--- Given instruction ---
Repeat the material in full. Keep every line exactly as it is.

--- Extracted data ---
====

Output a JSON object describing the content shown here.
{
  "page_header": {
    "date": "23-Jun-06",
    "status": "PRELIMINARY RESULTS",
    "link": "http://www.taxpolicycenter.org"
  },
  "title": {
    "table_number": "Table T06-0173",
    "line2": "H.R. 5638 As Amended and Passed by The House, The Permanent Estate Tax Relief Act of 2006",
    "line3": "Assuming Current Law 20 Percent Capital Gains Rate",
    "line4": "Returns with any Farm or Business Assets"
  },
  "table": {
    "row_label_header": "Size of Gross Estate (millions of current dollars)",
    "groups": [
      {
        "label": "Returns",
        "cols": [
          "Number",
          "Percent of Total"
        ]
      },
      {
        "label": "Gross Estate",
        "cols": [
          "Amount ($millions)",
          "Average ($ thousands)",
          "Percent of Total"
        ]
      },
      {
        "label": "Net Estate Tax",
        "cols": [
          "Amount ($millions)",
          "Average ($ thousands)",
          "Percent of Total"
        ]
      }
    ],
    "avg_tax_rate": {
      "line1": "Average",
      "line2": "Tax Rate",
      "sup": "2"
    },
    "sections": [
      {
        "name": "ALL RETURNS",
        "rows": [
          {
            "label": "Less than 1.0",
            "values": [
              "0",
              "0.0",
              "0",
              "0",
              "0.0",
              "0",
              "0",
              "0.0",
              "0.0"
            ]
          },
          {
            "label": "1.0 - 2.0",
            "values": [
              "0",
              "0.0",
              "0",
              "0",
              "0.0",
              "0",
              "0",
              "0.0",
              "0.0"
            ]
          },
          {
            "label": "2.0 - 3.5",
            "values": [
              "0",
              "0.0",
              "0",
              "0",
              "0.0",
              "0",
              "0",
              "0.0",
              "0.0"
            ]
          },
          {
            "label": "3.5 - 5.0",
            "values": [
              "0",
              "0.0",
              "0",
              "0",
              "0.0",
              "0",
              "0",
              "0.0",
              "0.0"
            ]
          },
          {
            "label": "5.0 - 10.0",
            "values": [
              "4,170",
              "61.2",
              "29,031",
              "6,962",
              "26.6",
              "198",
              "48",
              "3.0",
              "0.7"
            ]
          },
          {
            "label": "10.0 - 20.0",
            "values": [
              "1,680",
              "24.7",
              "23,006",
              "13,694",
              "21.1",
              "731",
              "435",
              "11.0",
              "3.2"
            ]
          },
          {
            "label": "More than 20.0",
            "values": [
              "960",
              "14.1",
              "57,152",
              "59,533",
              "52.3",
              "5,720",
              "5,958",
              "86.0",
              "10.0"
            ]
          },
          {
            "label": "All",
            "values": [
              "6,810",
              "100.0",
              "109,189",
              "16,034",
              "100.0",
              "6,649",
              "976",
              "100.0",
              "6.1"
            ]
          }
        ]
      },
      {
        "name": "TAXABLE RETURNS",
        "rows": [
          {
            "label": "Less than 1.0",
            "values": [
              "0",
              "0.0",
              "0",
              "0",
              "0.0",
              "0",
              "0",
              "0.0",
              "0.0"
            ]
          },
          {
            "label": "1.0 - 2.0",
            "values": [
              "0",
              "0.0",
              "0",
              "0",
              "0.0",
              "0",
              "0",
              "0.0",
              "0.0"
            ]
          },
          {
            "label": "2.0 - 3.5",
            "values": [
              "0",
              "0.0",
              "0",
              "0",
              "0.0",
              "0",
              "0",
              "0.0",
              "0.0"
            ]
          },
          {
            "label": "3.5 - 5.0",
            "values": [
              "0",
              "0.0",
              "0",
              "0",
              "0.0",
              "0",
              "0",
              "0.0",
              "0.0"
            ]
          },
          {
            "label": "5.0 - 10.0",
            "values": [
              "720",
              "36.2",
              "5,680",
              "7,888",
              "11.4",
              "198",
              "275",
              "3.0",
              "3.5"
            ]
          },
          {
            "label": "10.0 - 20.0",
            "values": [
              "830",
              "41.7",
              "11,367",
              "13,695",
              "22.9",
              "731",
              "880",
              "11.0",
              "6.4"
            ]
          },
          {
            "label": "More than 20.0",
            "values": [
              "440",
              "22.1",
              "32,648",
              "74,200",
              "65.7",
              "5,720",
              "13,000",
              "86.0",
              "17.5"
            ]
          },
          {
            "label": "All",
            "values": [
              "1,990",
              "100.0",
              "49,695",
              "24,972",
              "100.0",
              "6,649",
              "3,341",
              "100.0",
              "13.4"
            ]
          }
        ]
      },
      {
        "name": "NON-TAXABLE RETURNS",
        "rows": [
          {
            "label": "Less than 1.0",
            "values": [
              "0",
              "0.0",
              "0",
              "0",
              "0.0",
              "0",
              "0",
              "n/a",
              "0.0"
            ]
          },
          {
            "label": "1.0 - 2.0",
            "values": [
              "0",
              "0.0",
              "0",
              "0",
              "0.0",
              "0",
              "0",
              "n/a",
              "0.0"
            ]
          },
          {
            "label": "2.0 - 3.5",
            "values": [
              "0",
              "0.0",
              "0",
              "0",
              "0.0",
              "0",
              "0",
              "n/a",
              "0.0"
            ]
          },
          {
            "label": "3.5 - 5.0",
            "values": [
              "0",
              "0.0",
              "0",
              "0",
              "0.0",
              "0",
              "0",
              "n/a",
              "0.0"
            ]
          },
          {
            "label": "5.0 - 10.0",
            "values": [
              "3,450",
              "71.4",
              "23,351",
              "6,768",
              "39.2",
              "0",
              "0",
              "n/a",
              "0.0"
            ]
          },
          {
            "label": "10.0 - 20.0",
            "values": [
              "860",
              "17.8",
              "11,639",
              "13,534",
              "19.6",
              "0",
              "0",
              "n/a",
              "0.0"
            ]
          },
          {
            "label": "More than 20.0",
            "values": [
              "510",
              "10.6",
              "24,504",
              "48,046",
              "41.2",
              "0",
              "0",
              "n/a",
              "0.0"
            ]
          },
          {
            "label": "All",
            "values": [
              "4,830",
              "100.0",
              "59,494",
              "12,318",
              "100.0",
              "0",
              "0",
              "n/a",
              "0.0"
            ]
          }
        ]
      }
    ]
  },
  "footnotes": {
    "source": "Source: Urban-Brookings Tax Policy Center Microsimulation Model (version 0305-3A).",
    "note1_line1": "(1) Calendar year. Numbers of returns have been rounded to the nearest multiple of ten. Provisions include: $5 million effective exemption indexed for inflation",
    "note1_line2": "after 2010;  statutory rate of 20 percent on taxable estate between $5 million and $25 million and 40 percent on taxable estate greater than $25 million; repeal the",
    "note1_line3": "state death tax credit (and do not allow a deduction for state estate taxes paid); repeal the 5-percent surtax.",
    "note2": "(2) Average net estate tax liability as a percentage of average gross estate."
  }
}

====

--- Solved problem ---
Output a JSON object describing the content shown here.
{
  "page_header": {
    "date": "23-Jun-06",
    "status": "PRELIMINARY RESULTS",
    "link": "http://www.taxpolicycenter.org"
  },
  "title": {
    "table_number": "Table T06-0173",
    "line2": "H.R. 5638 As Amended and Passed by The House, The Permanent Estate Tax Relief Act of 2006",
    "line3": "Assuming Current Law 20 Percent Capital Gains Rate",
    "line4": "Returns with any Farm or Business Assets"
  },
  "table": {
    "row_label_header": "Size of Gross Estate (millions of current dollars)",
    "groups": [
      {
        "label": "Returns",
        "cols": [
          "Number",
          "Percent of Total"
        ]
      },
      {
        "label": "Gross Estate",
        "cols": [
          "Amount ($millions)",
          "Average ($ thousands)",
          "Percent of Total"
        ]
      },
      {
        "label": "Net Estate Tax",
        "cols": [
          "Amount ($millions)",
          "Average ($ thousands)",
          "Percent of Total"
        ]
      }
    ],
    "avg_tax_rate": {
      "line1": "Average",
      "line2": "Tax Rate",
      "sup": "2"
    },
    "sections": [
      {
        "name": "ALL RETURNS",
        "rows": [
          {
            "label": "Less than 1.0",
            "values": [
              "0",
              "0.0",
              "0",
              "0",
              "0.0",
              "0",
              "0",
              "0.0",
              "0.0"
            ]
          },
          {
            "label": "1.0 - 2.0",
            "values": [
              "0",
              "0.0",
              "0",
              "0",
              "0.0",
              "0",
              "0",
              "0.0",
              "0.0"
            ]
          },
          {
            "label": "2.0 - 3.5",
            "values": [
              "0",
              "0.0",
              "0",
              "0",
              "0.0",
              "0",
              "0",
              "0.0",
              "0.0"
            ]
          },
          {
            "label": "3.5 - 5.0",
            "values": [
              "0",
              "0.0",
              "0",
              "0",
              "0.0",
              "0",
              "0",
              "0.0",
              "0.0"
            ]
          },
          {
            "label": "5.0 - 10.0",
            "values": [
              "4,170",
              "61.2",
              "29,031",
              "6,962",
              "26.6",
              "198",
              "48",
              "3.0",
              "0.7"
            ]
          },
          {
            "label": "10.0 - 20.0",
            "values": [
              "1,680",
              "24.7",
              "23,006",
              "13,694",
              "21.1",
              "731",
              "435",
              "11.0",
              "3.2"
            ]
          },
          {
            "label": "More than 20.0",
            "values": [
              "960",
              "14.1",
              "57,152",
              "59,533",
              "52.3",
              "5,720",
              "5,958",
              "86.0",
              "10.0"
            ]
          },
          {
            "label": "All",
            "values": [
              "6,810",
              "100.0",
              "109,189",
              "16,034",
              "100.0",
              "6,649",
              "976",
              "100.0",
              "6.1"
            ]
          }
        ]
      },
      {
        "name": "TAXABLE RETURNS",
        "rows": [
          {
            "label": "Less than 1.0",
            "values": [
              "0",
              "0.0",
              "0",
              "0",
              "0.0",
              "0",
              "0",
              "0.0",
              "0.0"
            ]
          },
          {
            "label": "1.0 - 2.0",
            "values": [
              "0",
              "0.0",
              "0",
              "0",
              "0.0",
              "0",
              "0",
              "0.0",
              "0.0"
            ]
          },
          {
            "label": "2.0 - 3.5",
            "values": [
              "0",
              "0.0",
              "0",
              "0",
              "0.0",
              "0",
              "0",
              "0.0",
              "0.0"
            ]
          },
          {
            "label": "3.5 - 5.0",
            "values": [
              "0",
              "0.0",
              "0",
              "0",
              "0.0",
              "0",
              "0",
              "0.0",
              "0.0"
            ]
          },
          {
            "label": "5.0 - 10.0",
            "values": [
              "720",
              "36.2",
              "5,680",
              "7,888",
              "11.4",
              "198",
              "275",
              "3.0",
              "3.5"
            ]
          },
          {
            "label": "10.0 - 20.0",
            "values": [
              "830",
              "41.7",
              "11,367",
              "13,695",
              "22.9",
              "731",
              "880",
              "11.0",
              "6.4"
            ]
          },
          {
            "label": "More than 20.0",
            "values": [
              "440",
              "22.1",
              "32,648",
              "74,200",
              "65.7",
              "5,720",
              "13,000",
              "86.0",
              "17.5"
            ]
          },
          {
            "label": "All",
            "values": [
              "1,990",
              "100.0",
              "49,695",
              "24,972",
              "100.0",
              "6,649",
              "3,341",
              "100.0",
              "13.4"
            ]
          }
        ]
      },
      {
        "name": "NON-TAXABLE RETURNS",
        "rows": [
          {
            "label": "Less than 1.0",
            "values": [
              "0",
              "0.0",
              "0",
              "0",
              "0.0",
              "0",
              "0",
              "n/a",
              "0.0"
            ]
          },
          {
            "label": "1.0 - 2.0",
            "values": [
              "0",
              "0.0",
              "0",
              "0",
              "0.0",
              "0",
              "0",
              "n/a",
              "0.0"
            ]
          },
          {
            "label": "2.0 - 3.5",
            "values": [
              "0",
              "0.0",
              "0",
              "0",
              "0.0",
              "0",
              "0",
              "n/a",
              "0.0"
            ]
          },
          {
            "label": "3.5 - 5.0",
            "values": [
              "0",
              "0.0",
              "0",
              "0",
              "0.0",
              "0",
              "0",
              "n/a",
              "0.0"
            ]
          },
          {
            "label": "5.0 - 10.0",
            "values": [
              "3,450",
              "71.4",
              "23,351",
              "6,768",
              "39.2",
              "0",
              "0",
              "n/a",
              "0.0"
            ]
          },
          {
            "label": "10.0 - 20.0",
            "values": [
              "860",
              "17.8",
              "11,639",
              "13,534",
              "19.6",
              "0",
              "0",
              "n/a",
              "0.0"
            ]
          },
          {
            "label": "More than 20.0",
            "values": [
              "510",
              "10.6",
              "24,504",
              "48,046",
              "41.2",
              "0",
              "0",
              "n/a",
              "0.0"
            ]
          },
          {
            "label": "All",
            "values": [
              "4,830",
              "100.0",
              "59,494",
              "12,318",
              "100.0",
              "0",
              "0",
              "n/a",
              "0.0"
            ]
          }
        ]
      }
    ]
  },
  "footnotes": {
    "source": "Source: Urban-Brookings Tax Policy Center Microsimulation Model (version 0305-3A).",
    "note1_line1": "(1) Calendar year. Numbers of returns have been rounded to the nearest multiple of ten. Provisions include: $5 million effective exemption indexed for inflation",
    "note1_line2": "after 2010;  statutory rate of 20 percent on taxable estate between $5 million and $25 million and 40 percent on taxable estate greater than $25 million; repeal the",
    "note1_line3": "state death tax credit (and do not allow a deduction for state estate taxes paid); repeal the 5-percent surtax.",
    "note2": "(2) Average net estate tax liability as a percentage of average gross estate."
  }
}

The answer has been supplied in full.